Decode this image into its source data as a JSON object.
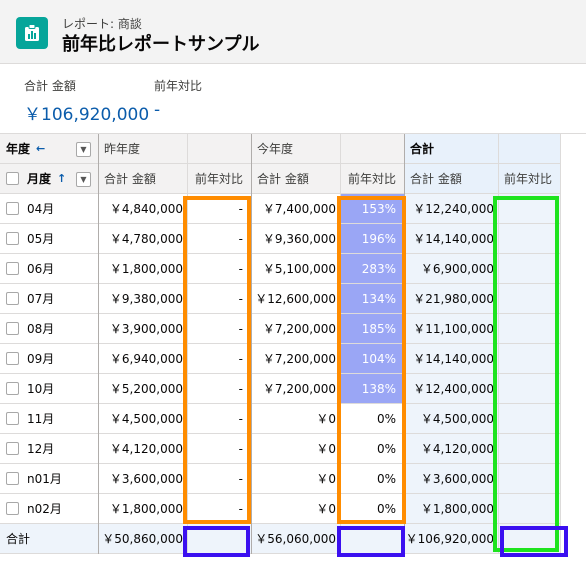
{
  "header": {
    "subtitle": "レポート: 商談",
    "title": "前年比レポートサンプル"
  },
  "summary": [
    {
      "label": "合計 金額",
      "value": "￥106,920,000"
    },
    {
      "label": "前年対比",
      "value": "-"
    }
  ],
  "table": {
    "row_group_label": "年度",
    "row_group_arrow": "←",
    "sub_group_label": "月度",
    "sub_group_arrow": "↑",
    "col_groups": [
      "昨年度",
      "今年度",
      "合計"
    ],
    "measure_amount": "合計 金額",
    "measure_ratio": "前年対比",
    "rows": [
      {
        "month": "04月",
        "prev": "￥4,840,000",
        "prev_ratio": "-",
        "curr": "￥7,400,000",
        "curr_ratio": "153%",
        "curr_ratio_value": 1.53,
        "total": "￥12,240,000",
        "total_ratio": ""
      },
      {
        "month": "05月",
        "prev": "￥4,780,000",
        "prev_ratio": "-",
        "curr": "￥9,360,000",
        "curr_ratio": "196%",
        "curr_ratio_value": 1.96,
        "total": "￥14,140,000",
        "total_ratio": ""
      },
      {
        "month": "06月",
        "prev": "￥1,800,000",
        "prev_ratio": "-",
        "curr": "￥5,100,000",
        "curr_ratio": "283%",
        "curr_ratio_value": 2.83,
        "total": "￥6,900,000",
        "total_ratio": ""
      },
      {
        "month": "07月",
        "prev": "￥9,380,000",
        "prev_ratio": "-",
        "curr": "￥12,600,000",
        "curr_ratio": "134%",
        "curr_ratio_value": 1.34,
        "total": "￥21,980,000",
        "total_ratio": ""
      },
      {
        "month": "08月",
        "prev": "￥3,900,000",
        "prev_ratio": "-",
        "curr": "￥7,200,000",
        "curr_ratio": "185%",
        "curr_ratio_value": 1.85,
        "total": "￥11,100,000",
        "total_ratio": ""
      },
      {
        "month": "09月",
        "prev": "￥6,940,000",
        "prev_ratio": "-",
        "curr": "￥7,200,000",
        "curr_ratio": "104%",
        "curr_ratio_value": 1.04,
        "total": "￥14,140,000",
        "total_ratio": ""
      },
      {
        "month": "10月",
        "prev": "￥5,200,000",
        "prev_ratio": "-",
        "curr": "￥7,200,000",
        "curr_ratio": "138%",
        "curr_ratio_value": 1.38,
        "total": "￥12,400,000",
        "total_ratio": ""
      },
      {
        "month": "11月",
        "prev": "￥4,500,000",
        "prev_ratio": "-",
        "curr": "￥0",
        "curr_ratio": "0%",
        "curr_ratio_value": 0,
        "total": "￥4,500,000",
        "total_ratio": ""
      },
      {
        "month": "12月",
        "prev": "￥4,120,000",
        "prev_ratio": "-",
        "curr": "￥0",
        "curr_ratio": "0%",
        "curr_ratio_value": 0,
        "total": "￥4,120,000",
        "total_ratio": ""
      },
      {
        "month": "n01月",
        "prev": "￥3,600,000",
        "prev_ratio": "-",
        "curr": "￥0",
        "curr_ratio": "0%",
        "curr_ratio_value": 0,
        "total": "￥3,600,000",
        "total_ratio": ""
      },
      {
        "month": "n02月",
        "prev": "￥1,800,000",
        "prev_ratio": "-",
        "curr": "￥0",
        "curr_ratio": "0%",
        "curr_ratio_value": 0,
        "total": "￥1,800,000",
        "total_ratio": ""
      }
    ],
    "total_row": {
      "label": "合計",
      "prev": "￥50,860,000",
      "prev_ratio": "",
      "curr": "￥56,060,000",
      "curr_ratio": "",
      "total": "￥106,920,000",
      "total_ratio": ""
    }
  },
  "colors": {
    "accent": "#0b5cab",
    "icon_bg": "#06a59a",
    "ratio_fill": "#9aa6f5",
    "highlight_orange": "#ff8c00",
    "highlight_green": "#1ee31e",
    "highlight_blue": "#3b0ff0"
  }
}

● ● ● ●

YOUR GOAL:
Except for the pictures, give all the material above again verbatim.

RESULT FOR THIS TASK:
Decode this image into its source data as a JSON object.
{
  "header": {
    "subtitle": "レポート: 商談",
    "title": "前年比レポートサンプル"
  },
  "summary": [
    {
      "label": "合計 金額",
      "value": "￥106,920,000"
    },
    {
      "label": "前年対比",
      "value": "-"
    }
  ],
  "table": {
    "row_group_label": "年度",
    "row_group_arrow": "←",
    "sub_group_label": "月度",
    "sub_group_arrow": "↑",
    "col_groups": [
      "昨年度",
      "今年度",
      "合計"
    ],
    "measure_amount": "合計 金額",
    "measure_ratio": "前年対比",
    "rows": [
      {
        "month": "04月",
        "prev": "￥4,840,000",
        "prev_ratio": "-",
        "curr": "￥7,400,000",
        "curr_ratio": "153%",
        "curr_ratio_value": 1.53,
        "total": "￥12,240,000",
        "total_ratio": ""
      },
      {
        "month": "05月",
        "prev": "￥4,780,000",
        "prev_ratio": "-",
        "curr": "￥9,360,000",
        "curr_ratio": "196%",
        "curr_ratio_value": 1.96,
        "total": "￥14,140,000",
        "total_ratio": ""
      },
      {
        "month": "06月",
        "prev": "￥1,800,000",
        "prev_ratio": "-",
        "curr": "￥5,100,000",
        "curr_ratio": "283%",
        "curr_ratio_value": 2.83,
        "total": "￥6,900,000",
        "total_ratio": ""
      },
      {
        "month": "07月",
        "prev": "￥9,380,000",
        "prev_ratio": "-",
        "curr": "￥12,600,000",
        "curr_ratio": "134%",
        "curr_ratio_value": 1.34,
        "total": "￥21,980,000",
        "total_ratio": ""
      },
      {
        "month": "08月",
        "prev": "￥3,900,000",
        "prev_ratio": "-",
        "curr": "￥7,200,000",
        "curr_ratio": "185%",
        "curr_ratio_value": 1.85,
        "total": "￥11,100,000",
        "total_ratio": ""
      },
      {
        "month": "09月",
        "prev": "￥6,940,000",
        "prev_ratio": "-",
        "curr": "￥7,200,000",
        "curr_ratio": "104%",
        "curr_ratio_value": 1.04,
        "total": "￥14,140,000",
        "total_ratio": ""
      },
      {
        "month": "10月",
        "prev": "￥5,200,000",
        "prev_ratio": "-",
        "curr": "￥7,200,000",
        "curr_ratio": "138%",
        "curr_ratio_value": 1.38,
        "total": "￥12,400,000",
        "total_ratio": ""
      },
      {
        "month": "11月",
        "prev": "￥4,500,000",
        "prev_ratio": "-",
        "curr": "￥0",
        "curr_ratio": "0%",
        "curr_ratio_value": 0,
        "total": "￥4,500,000",
        "total_ratio": ""
      },
      {
        "month": "12月",
        "prev": "￥4,120,000",
        "prev_ratio": "-",
        "curr": "￥0",
        "curr_ratio": "0%",
        "curr_ratio_value": 0,
        "total": "￥4,120,000",
        "total_ratio": ""
      },
      {
        "month": "n01月",
        "prev": "￥3,600,000",
        "prev_ratio": "-",
        "curr": "￥0",
        "curr_ratio": "0%",
        "curr_ratio_value": 0,
        "total": "￥3,600,000",
        "total_ratio": ""
      },
      {
        "month": "n02月",
        "prev": "￥1,800,000",
        "prev_ratio": "-",
        "curr": "￥0",
        "curr_ratio": "0%",
        "curr_ratio_value": 0,
        "total": "￥1,800,000",
        "total_ratio": ""
      }
    ],
    "total_row": {
      "label": "合計",
      "prev": "￥50,860,000",
      "prev_ratio": "",
      "curr": "￥56,060,000",
      "curr_ratio": "",
      "total": "￥106,920,000",
      "total_ratio": ""
    }
  },
  "colors": {
    "accent": "#0b5cab",
    "icon_bg": "#06a59a",
    "ratio_fill": "#9aa6f5",
    "highlight_orange": "#ff8c00",
    "highlight_green": "#1ee31e",
    "highlight_blue": "#3b0ff0"
  }
}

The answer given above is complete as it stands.